◆ THE EXERCISE
From the material below, list every line containing "Sosa".

◆ PROVIDED DATA
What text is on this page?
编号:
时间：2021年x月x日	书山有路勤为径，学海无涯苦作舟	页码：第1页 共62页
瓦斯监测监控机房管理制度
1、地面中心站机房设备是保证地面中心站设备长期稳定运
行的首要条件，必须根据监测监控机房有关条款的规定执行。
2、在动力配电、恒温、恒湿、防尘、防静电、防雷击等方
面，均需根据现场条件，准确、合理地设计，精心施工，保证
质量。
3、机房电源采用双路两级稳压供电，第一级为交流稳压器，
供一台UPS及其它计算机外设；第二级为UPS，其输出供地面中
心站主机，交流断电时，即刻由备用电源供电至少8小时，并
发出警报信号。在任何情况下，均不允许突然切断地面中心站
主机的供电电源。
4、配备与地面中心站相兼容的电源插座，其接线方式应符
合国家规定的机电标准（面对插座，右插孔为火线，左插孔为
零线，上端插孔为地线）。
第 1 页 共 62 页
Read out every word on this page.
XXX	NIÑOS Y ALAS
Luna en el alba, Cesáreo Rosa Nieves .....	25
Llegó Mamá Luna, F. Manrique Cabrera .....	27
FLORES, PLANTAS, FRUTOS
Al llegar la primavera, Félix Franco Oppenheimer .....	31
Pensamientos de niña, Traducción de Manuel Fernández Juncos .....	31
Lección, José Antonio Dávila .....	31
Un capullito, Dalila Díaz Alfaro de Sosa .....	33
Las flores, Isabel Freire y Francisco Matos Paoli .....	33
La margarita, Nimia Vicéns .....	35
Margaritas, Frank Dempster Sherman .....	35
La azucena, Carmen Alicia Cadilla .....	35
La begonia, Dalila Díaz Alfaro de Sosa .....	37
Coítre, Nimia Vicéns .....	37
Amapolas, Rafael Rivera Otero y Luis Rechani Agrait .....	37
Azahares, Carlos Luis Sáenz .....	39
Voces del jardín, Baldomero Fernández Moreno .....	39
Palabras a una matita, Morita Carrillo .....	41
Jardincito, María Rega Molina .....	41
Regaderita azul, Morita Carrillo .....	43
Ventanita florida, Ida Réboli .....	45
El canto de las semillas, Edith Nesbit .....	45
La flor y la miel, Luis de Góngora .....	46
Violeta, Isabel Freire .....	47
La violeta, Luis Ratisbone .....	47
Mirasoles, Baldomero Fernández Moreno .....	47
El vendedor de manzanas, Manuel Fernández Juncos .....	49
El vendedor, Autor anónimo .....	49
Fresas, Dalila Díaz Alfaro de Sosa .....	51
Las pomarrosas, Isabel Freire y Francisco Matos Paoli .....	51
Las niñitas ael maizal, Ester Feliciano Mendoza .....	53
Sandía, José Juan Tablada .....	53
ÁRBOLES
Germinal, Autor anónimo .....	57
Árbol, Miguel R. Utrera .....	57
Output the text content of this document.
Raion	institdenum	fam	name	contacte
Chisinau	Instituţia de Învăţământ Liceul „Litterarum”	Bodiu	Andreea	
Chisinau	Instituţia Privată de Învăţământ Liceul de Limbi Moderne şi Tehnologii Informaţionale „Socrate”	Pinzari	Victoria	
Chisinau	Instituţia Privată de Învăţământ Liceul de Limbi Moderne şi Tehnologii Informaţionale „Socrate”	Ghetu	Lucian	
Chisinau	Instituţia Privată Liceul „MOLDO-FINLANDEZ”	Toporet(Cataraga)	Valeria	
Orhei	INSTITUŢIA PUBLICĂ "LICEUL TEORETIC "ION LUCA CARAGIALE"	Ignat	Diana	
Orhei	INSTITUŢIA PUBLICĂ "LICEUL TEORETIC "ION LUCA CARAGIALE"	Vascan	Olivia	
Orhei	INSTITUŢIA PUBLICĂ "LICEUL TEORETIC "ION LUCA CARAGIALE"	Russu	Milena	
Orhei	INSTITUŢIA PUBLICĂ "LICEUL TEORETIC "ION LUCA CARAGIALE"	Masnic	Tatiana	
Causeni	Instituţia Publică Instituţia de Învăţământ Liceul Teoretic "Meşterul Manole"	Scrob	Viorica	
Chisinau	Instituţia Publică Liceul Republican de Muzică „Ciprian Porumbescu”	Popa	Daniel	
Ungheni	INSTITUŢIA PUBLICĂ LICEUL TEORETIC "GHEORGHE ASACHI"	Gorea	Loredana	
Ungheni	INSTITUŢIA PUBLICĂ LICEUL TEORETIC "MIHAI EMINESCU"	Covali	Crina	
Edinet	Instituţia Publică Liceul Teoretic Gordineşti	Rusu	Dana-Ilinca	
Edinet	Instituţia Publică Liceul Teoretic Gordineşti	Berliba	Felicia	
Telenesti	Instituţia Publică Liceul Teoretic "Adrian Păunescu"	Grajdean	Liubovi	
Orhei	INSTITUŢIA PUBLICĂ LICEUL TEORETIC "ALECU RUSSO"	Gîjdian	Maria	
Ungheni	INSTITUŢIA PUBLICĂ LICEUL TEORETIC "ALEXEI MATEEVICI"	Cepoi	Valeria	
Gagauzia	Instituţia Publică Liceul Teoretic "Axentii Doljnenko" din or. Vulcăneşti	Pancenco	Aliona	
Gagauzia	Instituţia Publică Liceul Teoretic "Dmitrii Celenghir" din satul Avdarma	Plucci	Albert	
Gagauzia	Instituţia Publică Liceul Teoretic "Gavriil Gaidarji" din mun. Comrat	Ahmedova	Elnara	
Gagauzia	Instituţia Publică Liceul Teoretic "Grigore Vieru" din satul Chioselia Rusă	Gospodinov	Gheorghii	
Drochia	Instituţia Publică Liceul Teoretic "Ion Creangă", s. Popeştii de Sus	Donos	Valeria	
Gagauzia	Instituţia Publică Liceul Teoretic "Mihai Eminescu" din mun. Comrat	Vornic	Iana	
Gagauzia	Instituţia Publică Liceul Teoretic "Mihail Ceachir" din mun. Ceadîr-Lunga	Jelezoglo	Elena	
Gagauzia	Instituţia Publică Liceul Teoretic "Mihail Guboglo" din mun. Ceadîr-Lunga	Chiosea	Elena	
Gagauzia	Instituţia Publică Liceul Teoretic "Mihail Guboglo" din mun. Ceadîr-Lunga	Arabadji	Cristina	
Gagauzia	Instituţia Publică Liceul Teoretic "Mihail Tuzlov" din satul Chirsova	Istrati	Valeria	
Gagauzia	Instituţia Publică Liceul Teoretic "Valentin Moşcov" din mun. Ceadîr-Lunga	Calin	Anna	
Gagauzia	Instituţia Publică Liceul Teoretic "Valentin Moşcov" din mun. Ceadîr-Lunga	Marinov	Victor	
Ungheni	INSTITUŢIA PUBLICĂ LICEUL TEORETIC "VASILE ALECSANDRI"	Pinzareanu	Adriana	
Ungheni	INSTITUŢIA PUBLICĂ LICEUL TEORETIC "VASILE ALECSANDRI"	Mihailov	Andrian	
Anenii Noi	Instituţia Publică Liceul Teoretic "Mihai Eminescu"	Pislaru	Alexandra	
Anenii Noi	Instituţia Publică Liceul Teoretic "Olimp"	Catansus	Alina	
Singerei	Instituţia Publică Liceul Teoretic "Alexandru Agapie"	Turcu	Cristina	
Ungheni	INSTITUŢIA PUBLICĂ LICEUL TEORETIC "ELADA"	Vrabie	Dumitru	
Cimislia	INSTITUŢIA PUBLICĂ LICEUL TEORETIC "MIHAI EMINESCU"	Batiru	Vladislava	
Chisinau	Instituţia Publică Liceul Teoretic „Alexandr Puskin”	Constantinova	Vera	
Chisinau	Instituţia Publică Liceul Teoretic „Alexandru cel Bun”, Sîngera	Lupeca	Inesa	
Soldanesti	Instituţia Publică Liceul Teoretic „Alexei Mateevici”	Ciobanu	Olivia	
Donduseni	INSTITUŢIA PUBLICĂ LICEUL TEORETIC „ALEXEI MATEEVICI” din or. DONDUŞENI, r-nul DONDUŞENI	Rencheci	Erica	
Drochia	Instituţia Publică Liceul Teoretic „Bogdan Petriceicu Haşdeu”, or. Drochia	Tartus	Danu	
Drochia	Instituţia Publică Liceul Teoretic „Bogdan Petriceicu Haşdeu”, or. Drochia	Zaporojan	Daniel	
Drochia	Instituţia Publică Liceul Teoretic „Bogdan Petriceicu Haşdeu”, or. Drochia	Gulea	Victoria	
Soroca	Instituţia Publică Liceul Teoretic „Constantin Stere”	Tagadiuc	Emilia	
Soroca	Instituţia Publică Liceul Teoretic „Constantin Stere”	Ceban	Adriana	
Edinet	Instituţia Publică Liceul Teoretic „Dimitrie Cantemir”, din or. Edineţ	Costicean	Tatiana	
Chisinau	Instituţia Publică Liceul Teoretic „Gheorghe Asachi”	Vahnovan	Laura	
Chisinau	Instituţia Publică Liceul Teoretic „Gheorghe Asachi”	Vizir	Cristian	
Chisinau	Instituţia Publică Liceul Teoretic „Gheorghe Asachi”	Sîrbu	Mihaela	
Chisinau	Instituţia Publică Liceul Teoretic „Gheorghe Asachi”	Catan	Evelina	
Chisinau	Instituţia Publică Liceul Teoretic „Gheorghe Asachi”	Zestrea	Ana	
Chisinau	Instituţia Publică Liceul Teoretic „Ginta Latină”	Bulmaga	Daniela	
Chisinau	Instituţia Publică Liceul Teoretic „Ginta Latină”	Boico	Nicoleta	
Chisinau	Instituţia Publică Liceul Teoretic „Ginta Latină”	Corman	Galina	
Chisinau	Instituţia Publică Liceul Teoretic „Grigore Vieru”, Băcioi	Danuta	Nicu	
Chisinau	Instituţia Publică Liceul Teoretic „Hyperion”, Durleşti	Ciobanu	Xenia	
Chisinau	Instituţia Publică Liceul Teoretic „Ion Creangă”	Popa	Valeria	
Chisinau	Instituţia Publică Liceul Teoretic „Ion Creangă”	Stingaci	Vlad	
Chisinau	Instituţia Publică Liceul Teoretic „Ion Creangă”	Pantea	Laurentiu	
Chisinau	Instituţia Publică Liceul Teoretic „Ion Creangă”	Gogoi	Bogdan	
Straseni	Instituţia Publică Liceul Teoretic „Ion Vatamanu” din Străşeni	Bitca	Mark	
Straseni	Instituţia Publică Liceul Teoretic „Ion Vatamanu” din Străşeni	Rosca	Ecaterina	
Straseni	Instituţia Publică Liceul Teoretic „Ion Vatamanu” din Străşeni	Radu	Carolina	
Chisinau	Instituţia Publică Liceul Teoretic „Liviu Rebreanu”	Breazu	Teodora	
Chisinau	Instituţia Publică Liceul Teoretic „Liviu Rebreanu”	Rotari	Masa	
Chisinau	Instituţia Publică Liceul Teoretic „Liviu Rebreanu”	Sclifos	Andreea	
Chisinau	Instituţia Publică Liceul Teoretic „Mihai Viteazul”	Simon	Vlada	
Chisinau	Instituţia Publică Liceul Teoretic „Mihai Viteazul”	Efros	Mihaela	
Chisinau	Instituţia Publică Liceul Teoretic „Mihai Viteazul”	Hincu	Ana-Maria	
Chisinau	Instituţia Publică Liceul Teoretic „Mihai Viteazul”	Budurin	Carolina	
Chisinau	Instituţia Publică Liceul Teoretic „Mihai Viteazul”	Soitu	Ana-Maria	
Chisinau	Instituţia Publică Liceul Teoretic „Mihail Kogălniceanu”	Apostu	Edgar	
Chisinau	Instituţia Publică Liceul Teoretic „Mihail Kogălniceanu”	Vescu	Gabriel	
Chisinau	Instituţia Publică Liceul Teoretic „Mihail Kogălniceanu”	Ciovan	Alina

◆ TASK SOLUTION
Un capullito, Dalila Díaz Alfaro de Sosa .....	33
La begonia, Dalila Díaz Alfaro de Sosa .....	37
Fresas, Dalila Díaz Alfaro de Sosa .....	51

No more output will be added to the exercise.